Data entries

· · · ·

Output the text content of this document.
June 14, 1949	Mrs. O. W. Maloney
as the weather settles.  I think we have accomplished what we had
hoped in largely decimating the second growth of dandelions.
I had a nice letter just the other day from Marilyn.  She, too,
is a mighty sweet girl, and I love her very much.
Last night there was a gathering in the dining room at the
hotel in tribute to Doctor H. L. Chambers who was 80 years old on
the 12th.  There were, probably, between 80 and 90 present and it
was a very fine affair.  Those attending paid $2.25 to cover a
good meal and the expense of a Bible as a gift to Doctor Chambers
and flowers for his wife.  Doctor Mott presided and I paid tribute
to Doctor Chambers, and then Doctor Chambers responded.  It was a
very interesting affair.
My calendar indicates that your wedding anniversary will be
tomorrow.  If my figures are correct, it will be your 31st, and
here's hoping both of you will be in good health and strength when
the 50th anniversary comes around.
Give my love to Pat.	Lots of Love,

· · · ·

— Short problem —
Return each line in the records that holds the string "your".

— Exercise solution —
My calendar indicates that your wedding anniversary will be
tomorrow.  If my figures are correct, it will be your 31st, and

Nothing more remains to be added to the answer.